[Requirements]
Your task is to transcribe the records exactly, skipping every image.

Begin Supplied data

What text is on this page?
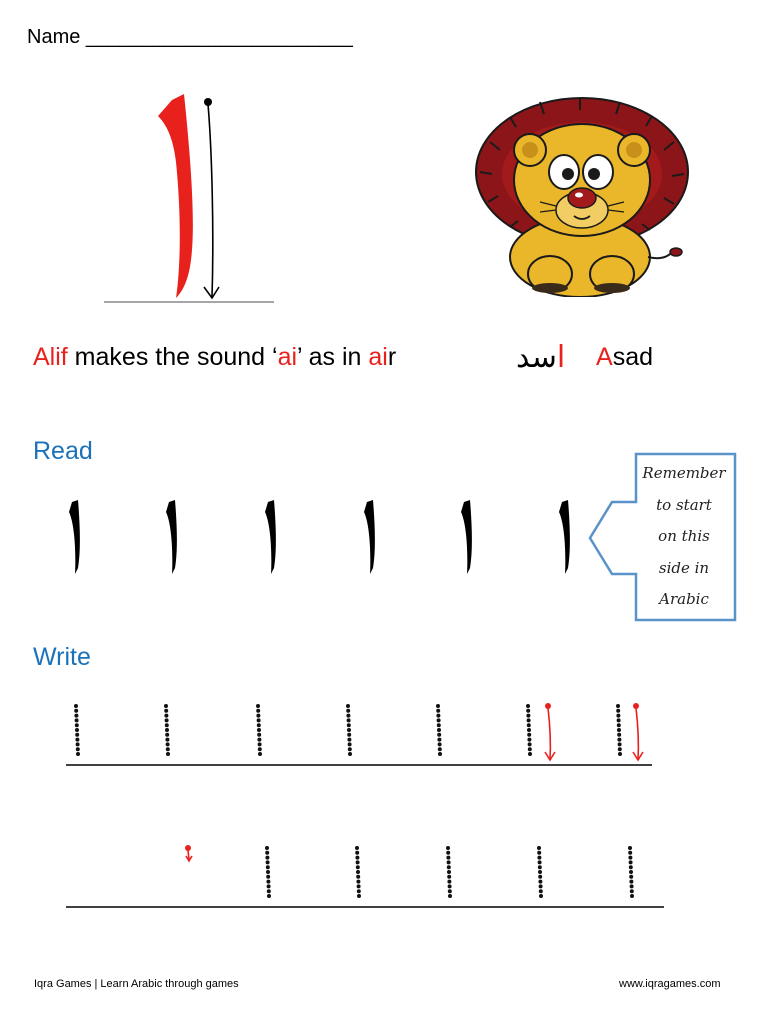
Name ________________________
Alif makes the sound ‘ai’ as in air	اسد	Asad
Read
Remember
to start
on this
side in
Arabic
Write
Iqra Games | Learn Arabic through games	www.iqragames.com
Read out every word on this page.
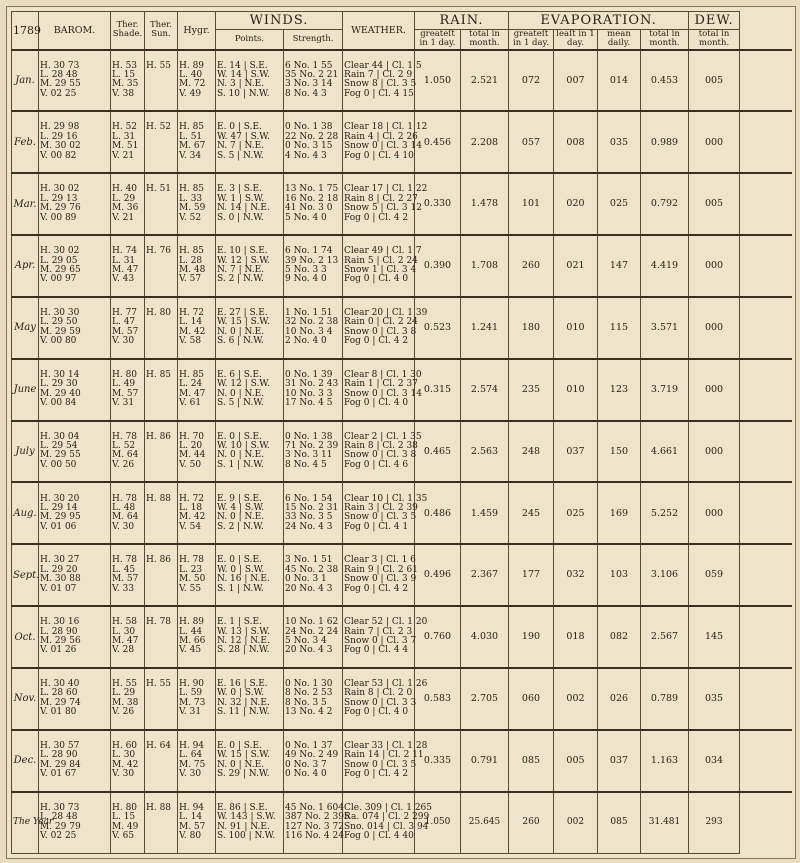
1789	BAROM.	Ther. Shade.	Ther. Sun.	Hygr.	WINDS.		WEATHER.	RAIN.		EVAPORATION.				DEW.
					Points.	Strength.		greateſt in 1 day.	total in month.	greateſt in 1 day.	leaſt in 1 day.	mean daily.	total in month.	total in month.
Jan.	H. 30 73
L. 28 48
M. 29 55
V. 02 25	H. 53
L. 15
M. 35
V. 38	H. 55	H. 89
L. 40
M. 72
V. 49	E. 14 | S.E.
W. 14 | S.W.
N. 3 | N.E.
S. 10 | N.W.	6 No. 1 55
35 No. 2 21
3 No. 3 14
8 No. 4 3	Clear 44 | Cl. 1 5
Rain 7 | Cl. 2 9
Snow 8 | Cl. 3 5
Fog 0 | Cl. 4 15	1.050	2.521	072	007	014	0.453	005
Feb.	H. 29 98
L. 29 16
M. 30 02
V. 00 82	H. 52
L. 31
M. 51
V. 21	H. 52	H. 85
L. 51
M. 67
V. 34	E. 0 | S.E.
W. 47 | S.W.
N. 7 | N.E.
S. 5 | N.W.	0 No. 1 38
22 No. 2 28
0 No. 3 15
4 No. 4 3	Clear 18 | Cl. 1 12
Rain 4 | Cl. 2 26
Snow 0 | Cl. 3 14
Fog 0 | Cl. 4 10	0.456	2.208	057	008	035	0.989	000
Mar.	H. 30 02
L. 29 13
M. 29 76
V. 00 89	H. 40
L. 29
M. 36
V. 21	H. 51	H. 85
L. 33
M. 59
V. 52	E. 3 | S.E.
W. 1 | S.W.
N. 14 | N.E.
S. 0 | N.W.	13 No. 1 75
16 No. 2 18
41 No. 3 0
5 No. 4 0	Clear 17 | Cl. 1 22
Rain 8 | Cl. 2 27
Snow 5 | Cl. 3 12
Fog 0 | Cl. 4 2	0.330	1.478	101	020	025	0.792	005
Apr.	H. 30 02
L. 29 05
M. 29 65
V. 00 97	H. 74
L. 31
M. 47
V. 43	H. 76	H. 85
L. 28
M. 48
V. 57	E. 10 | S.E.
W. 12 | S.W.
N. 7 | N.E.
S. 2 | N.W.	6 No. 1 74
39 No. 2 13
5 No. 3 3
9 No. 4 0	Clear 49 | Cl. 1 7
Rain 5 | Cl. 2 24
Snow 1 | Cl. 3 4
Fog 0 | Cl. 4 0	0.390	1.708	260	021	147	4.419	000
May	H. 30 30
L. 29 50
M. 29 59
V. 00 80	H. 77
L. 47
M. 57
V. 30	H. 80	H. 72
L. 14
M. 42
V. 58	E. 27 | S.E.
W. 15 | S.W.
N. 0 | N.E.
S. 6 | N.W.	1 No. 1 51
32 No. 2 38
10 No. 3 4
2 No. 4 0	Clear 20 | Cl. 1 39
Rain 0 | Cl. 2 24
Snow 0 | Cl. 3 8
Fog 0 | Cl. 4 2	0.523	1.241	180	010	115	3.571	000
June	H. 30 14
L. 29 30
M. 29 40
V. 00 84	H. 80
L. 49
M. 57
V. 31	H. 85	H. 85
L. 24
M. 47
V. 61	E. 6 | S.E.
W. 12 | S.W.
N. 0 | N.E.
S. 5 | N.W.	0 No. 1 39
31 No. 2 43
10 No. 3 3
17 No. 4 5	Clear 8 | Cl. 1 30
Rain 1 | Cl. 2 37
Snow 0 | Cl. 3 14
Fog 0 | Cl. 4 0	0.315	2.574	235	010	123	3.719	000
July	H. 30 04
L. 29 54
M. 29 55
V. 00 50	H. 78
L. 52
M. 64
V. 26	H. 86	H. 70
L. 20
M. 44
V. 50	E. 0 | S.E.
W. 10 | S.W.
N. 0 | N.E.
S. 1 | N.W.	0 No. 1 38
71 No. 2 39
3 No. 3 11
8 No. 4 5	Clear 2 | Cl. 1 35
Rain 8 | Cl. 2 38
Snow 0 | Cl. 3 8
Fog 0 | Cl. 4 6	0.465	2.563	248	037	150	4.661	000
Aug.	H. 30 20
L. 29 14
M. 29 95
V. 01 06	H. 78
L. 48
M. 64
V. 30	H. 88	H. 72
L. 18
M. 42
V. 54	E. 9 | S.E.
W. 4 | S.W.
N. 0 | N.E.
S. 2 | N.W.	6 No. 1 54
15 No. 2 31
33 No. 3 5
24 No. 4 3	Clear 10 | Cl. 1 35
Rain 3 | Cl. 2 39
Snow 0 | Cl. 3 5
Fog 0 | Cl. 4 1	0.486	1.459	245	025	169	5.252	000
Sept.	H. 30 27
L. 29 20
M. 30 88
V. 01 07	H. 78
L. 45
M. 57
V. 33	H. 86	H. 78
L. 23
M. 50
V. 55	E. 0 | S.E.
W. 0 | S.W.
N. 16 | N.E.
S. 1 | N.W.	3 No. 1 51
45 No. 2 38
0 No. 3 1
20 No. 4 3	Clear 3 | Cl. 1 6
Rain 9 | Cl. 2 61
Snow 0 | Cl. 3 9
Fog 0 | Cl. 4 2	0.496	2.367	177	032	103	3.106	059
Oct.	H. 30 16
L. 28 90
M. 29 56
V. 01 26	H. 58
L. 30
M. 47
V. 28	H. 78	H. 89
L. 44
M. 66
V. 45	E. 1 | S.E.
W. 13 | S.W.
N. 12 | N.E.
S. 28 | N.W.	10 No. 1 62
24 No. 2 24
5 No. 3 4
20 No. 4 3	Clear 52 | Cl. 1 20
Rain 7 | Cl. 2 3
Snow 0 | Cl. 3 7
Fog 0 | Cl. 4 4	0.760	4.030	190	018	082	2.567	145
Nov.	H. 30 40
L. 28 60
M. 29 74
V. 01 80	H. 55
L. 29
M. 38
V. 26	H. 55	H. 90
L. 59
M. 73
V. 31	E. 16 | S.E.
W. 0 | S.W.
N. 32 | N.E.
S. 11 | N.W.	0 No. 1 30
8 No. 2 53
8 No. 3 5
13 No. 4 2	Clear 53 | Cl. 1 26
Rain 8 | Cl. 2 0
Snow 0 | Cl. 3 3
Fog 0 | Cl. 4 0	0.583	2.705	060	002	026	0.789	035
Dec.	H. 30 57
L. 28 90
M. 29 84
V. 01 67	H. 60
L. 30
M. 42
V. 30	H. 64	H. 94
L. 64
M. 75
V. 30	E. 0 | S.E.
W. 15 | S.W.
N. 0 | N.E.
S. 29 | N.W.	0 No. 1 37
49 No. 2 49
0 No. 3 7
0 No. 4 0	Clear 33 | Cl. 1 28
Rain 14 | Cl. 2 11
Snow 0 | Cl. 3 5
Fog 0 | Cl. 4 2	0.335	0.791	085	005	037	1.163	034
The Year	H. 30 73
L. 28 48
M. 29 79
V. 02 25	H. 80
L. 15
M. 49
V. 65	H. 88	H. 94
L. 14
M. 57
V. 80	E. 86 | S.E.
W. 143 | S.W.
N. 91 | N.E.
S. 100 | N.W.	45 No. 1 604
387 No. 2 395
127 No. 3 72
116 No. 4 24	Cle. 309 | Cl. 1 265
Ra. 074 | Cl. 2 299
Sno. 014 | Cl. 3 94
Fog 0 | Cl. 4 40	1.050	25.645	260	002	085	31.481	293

End Supplied data

[Response to the exercise]
What text is on this page?
Name ________________________
Alif makes the sound ‘ai’ as in air	اسد	Asad
Read
Remember
to start
on this
side in
Arabic
Write
Iqra Games | Learn Arabic through games	www.iqragames.com
Read out every word on this page.
1789	BAROM.	Ther. Shade.	Ther. Sun.	Hygr.	WINDS.		WEATHER.	RAIN.		EVAPORATION.				DEW.
					Points.	Strength.		greateſt in 1 day.	total in month.	greateſt in 1 day.	leaſt in 1 day.	mean daily.	total in month.	total in month.
Jan.	H. 30 73
L. 28 48
M. 29 55
V. 02 25	H. 53
L. 15
M. 35
V. 38	H. 55	H. 89
L. 40
M. 72
V. 49	E. 14 | S.E.
W. 14 | S.W.
N. 3 | N.E.
S. 10 | N.W.	6 No. 1 55
35 No. 2 21
3 No. 3 14
8 No. 4 3	Clear 44 | Cl. 1 5
Rain 7 | Cl. 2 9
Snow 8 | Cl. 3 5
Fog 0 | Cl. 4 15	1.050	2.521	072	007	014	0.453	005
Feb.	H. 29 98
L. 29 16
M. 30 02
V. 00 82	H. 52
L. 31
M. 51
V. 21	H. 52	H. 85
L. 51
M. 67
V. 34	E. 0 | S.E.
W. 47 | S.W.
N. 7 | N.E.
S. 5 | N.W.	0 No. 1 38
22 No. 2 28
0 No. 3 15
4 No. 4 3	Clear 18 | Cl. 1 12
Rain 4 | Cl. 2 26
Snow 0 | Cl. 3 14
Fog 0 | Cl. 4 10	0.456	2.208	057	008	035	0.989	000
Mar.	H. 30 02
L. 29 13
M. 29 76
V. 00 89	H. 40
L. 29
M. 36
V. 21	H. 51	H. 85
L. 33
M. 59
V. 52	E. 3 | S.E.
W. 1 | S.W.
N. 14 | N.E.
S. 0 | N.W.	13 No. 1 75
16 No. 2 18
41 No. 3 0
5 No. 4 0	Clear 17 | Cl. 1 22
Rain 8 | Cl. 2 27
Snow 5 | Cl. 3 12
Fog 0 | Cl. 4 2	0.330	1.478	101	020	025	0.792	005
Apr.	H. 30 02
L. 29 05
M. 29 65
V. 00 97	H. 74
L. 31
M. 47
V. 43	H. 76	H. 85
L. 28
M. 48
V. 57	E. 10 | S.E.
W. 12 | S.W.
N. 7 | N.E.
S. 2 | N.W.	6 No. 1 74
39 No. 2 13
5 No. 3 3
9 No. 4 0	Clear 49 | Cl. 1 7
Rain 5 | Cl. 2 24
Snow 1 | Cl. 3 4
Fog 0 | Cl. 4 0	0.390	1.708	260	021	147	4.419	000
May	H. 30 30
L. 29 50
M. 29 59
V. 00 80	H. 77
L. 47
M. 57
V. 30	H. 80	H. 72
L. 14
M. 42
V. 58	E. 27 | S.E.
W. 15 | S.W.
N. 0 | N.E.
S. 6 | N.W.	1 No. 1 51
32 No. 2 38
10 No. 3 4
2 No. 4 0	Clear 20 | Cl. 1 39
Rain 0 | Cl. 2 24
Snow 0 | Cl. 3 8
Fog 0 | Cl. 4 2	0.523	1.241	180	010	115	3.571	000
June	H. 30 14
L. 29 30
M. 29 40
V. 00 84	H. 80
L. 49
M. 57
V. 31	H. 85	H. 85
L. 24
M. 47
V. 61	E. 6 | S.E.
W. 12 | S.W.
N. 0 | N.E.
S. 5 | N.W.	0 No. 1 39
31 No. 2 43
10 No. 3 3
17 No. 4 5	Clear 8 | Cl. 1 30
Rain 1 | Cl. 2 37
Snow 0 | Cl. 3 14
Fog 0 | Cl. 4 0	0.315	2.574	235	010	123	3.719	000
July	H. 30 04
L. 29 54
M. 29 55
V. 00 50	H. 78
L. 52
M. 64
V. 26	H. 86	H. 70
L. 20
M. 44
V. 50	E. 0 | S.E.
W. 10 | S.W.
N. 0 | N.E.
S. 1 | N.W.	0 No. 1 38
71 No. 2 39
3 No. 3 11
8 No. 4 5	Clear 2 | Cl. 1 35
Rain 8 | Cl. 2 38
Snow 0 | Cl. 3 8
Fog 0 | Cl. 4 6	0.465	2.563	248	037	150	4.661	000
Aug.	H. 30 20
L. 29 14
M. 29 95
V. 01 06	H. 78
L. 48
M. 64
V. 30	H. 88	H. 72
L. 18
M. 42
V. 54	E. 9 | S.E.
W. 4 | S.W.
N. 0 | N.E.
S. 2 | N.W.	6 No. 1 54
15 No. 2 31
33 No. 3 5
24 No. 4 3	Clear 10 | Cl. 1 35
Rain 3 | Cl. 2 39
Snow 0 | Cl. 3 5
Fog 0 | Cl. 4 1	0.486	1.459	245	025	169	5.252	000
Sept.	H. 30 27
L. 29 20
M. 30 88
V. 01 07	H. 78
L. 45
M. 57
V. 33	H. 86	H. 78
L. 23
M. 50
V. 55	E. 0 | S.E.
W. 0 | S.W.
N. 16 | N.E.
S. 1 | N.W.	3 No. 1 51
45 No. 2 38
0 No. 3 1
20 No. 4 3	Clear 3 | Cl. 1 6
Rain 9 | Cl. 2 61
Snow 0 | Cl. 3 9
Fog 0 | Cl. 4 2	0.496	2.367	177	032	103	3.106	059
Oct.	H. 30 16
L. 28 90
M. 29 56
V. 01 26	H. 58
L. 30
M. 47
V. 28	H. 78	H. 89
L. 44
M. 66
V. 45	E. 1 | S.E.
W. 13 | S.W.
N. 12 | N.E.
S. 28 | N.W.	10 No. 1 62
24 No. 2 24
5 No. 3 4
20 No. 4 3	Clear 52 | Cl. 1 20
Rain 7 | Cl. 2 3
Snow 0 | Cl. 3 7
Fog 0 | Cl. 4 4	0.760	4.030	190	018	082	2.567	145
Nov.	H. 30 40
L. 28 60
M. 29 74
V. 01 80	H. 55
L. 29
M. 38
V. 26	H. 55	H. 90
L. 59
M. 73
V. 31	E. 16 | S.E.
W. 0 | S.W.
N. 32 | N.E.
S. 11 | N.W.	0 No. 1 30
8 No. 2 53
8 No. 3 5
13 No. 4 2	Clear 53 | Cl. 1 26
Rain 8 | Cl. 2 0
Snow 0 | Cl. 3 3
Fog 0 | Cl. 4 0	0.583	2.705	060	002	026	0.789	035
Dec.	H. 30 57
L. 28 90
M. 29 84
V. 01 67	H. 60
L. 30
M. 42
V. 30	H. 64	H. 94
L. 64
M. 75
V. 30	E. 0 | S.E.
W. 15 | S.W.
N. 0 | N.E.
S. 29 | N.W.	0 No. 1 37
49 No. 2 49
0 No. 3 7
0 No. 4 0	Clear 33 | Cl. 1 28
Rain 14 | Cl. 2 11
Snow 0 | Cl. 3 5
Fog 0 | Cl. 4 2	0.335	0.791	085	005	037	1.163	034
The Year	H. 30 73
L. 28 48
M. 29 79
V. 02 25	H. 80
L. 15
M. 49
V. 65	H. 88	H. 94
L. 14
M. 57
V. 80	E. 86 | S.E.
W. 143 | S.W.
N. 91 | N.E.
S. 100 | N.W.	45 No. 1 604
387 No. 2 395
127 No. 3 72
116 No. 4 24	Cle. 309 | Cl. 1 265
Ra. 074 | Cl. 2 299
Sno. 014 | Cl. 3 94
Fog 0 | Cl. 4 40	1.050	25.645	260	002	085	31.481	293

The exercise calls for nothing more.